WHAT TO DO:
Give, as a bare number, the count of lines that contain the word "object".

(Records excerpted from a collection)
☆ ☆ ☆ ☆ ☆ ☆ ☆
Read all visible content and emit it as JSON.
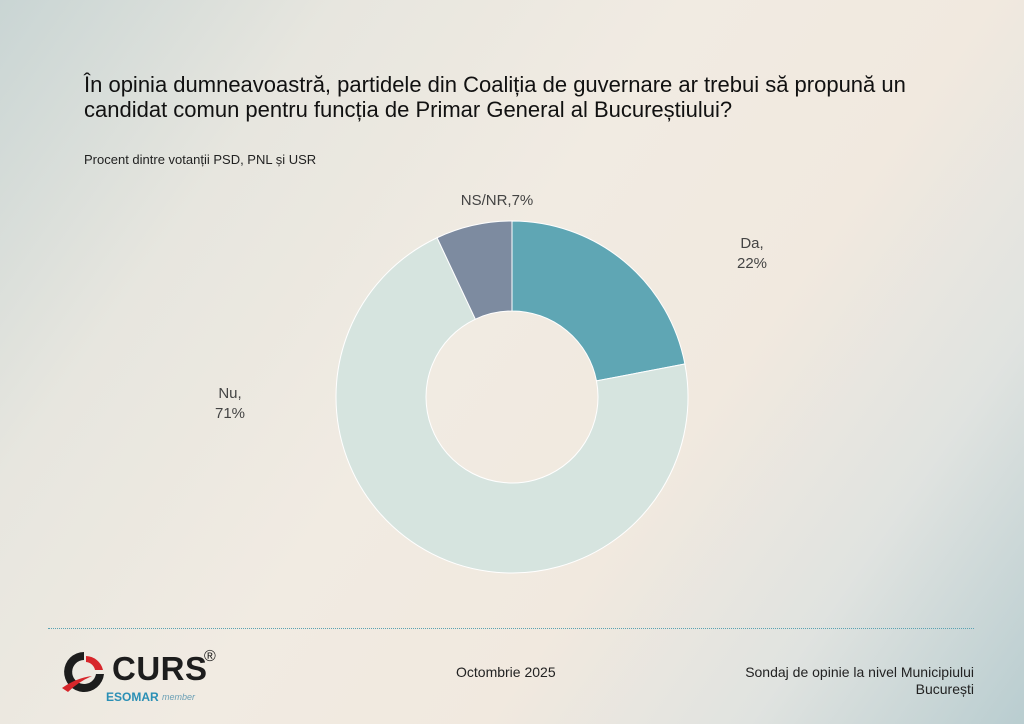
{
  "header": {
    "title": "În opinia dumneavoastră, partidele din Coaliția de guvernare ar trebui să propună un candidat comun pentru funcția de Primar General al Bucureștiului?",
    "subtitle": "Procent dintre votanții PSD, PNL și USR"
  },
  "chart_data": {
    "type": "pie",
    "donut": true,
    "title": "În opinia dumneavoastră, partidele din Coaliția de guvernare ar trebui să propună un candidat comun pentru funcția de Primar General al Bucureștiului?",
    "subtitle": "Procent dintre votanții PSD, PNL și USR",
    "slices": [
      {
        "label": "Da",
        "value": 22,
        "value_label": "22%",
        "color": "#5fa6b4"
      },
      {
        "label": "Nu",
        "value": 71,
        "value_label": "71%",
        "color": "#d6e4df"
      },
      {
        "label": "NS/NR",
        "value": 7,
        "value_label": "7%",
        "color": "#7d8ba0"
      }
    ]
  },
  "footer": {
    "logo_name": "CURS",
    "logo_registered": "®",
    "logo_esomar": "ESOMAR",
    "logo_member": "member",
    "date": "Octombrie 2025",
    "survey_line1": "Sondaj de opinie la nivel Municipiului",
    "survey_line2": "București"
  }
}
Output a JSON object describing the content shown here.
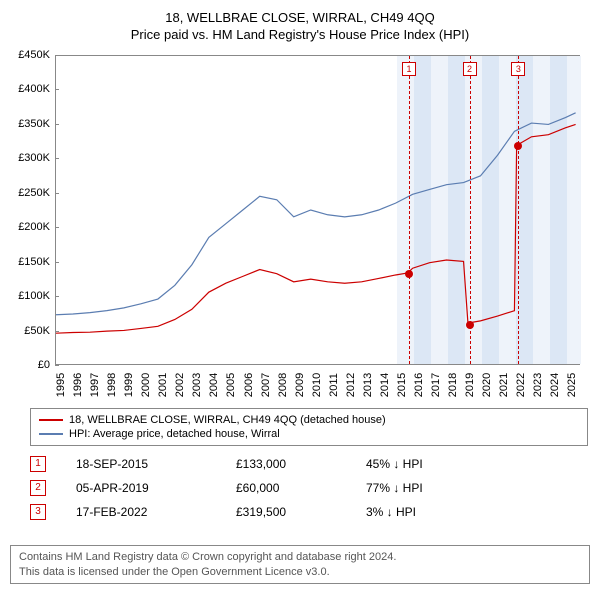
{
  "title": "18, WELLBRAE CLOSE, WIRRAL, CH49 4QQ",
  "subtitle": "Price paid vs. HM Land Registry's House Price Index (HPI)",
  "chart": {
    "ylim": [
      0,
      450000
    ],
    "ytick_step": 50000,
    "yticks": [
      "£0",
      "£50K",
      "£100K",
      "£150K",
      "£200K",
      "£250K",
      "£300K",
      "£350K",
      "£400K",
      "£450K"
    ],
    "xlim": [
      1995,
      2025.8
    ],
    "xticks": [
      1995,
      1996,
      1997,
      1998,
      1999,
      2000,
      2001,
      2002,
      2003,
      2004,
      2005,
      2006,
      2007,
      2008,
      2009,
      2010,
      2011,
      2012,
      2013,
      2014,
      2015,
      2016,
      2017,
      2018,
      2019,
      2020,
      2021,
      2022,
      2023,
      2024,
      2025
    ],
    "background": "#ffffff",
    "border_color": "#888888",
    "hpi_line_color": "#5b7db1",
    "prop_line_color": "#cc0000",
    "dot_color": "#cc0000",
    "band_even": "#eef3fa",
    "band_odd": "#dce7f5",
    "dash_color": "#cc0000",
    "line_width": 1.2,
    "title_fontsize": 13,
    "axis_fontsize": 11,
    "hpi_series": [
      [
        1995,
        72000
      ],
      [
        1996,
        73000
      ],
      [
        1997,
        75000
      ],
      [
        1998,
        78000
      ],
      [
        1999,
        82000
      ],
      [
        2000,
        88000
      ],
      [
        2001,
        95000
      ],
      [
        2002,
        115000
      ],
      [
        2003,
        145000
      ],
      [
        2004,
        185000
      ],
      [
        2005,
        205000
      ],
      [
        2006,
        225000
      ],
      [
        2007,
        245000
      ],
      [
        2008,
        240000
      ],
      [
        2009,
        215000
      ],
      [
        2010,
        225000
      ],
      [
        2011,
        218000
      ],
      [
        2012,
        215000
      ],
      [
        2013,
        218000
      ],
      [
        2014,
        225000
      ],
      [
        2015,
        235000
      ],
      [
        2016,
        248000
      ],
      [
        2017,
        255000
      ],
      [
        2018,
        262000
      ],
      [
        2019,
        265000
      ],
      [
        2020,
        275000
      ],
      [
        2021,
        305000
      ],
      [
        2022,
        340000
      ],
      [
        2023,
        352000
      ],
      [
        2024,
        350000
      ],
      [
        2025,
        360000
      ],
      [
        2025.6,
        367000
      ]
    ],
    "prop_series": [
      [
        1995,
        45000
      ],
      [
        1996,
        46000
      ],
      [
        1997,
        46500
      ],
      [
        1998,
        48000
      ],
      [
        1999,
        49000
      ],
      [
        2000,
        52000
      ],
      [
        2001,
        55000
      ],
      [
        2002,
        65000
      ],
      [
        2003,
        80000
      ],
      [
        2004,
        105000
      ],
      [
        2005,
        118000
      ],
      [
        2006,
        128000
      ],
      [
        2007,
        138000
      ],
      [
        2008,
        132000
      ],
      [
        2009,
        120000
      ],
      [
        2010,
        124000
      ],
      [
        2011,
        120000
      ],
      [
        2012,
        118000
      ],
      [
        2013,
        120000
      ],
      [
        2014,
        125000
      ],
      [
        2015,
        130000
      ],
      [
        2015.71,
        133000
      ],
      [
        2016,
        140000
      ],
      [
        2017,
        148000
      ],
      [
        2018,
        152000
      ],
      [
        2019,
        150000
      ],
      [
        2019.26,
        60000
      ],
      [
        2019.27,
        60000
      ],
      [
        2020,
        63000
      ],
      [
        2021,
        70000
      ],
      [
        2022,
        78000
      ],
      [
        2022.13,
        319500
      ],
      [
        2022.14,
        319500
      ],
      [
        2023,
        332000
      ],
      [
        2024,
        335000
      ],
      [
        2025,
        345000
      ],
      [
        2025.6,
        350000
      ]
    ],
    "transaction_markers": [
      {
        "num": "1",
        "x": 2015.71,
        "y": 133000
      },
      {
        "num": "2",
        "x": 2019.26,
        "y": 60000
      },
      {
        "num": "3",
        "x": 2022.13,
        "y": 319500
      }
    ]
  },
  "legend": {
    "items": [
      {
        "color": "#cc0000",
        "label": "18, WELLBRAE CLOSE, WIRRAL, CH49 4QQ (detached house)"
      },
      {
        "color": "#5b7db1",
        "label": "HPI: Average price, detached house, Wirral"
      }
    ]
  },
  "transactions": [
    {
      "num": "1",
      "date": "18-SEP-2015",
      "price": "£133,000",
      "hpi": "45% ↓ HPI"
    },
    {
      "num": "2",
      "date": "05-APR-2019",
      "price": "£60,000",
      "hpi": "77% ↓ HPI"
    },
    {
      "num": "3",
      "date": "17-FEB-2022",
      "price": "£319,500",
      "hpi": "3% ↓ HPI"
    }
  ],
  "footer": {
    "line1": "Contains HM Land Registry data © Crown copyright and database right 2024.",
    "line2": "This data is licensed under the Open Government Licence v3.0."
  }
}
☆ ☆ ☆ ☆ ☆ ☆ ☆
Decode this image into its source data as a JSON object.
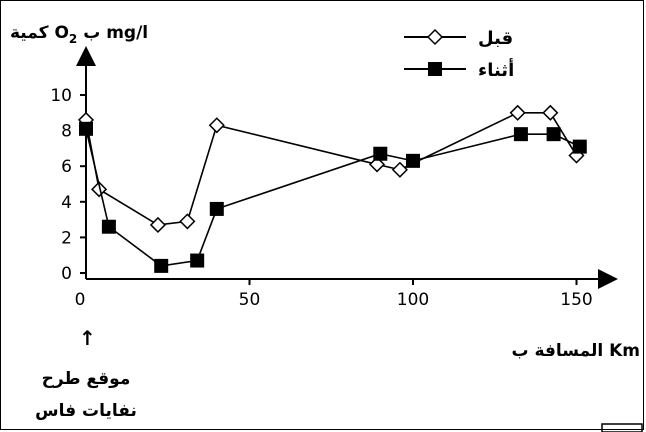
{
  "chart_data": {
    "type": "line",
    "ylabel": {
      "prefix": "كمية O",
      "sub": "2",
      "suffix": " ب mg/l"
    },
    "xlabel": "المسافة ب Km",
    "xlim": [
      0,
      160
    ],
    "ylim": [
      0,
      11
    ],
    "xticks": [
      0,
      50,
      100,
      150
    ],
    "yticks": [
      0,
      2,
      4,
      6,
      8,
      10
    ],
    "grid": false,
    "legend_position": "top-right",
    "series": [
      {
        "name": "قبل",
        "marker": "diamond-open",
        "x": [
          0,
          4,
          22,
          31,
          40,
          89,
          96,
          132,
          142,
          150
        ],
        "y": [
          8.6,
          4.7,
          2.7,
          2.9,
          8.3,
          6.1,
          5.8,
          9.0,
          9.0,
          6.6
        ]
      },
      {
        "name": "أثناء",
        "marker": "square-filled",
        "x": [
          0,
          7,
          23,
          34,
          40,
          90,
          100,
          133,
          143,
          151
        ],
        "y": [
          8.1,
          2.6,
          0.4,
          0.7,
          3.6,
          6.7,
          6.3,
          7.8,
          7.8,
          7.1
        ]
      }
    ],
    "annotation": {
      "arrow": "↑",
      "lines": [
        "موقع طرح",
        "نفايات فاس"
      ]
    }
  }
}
☆ ☆ ☆ ☆ ☆ ☆ ☆
OUTPUT OF THE TASK:
2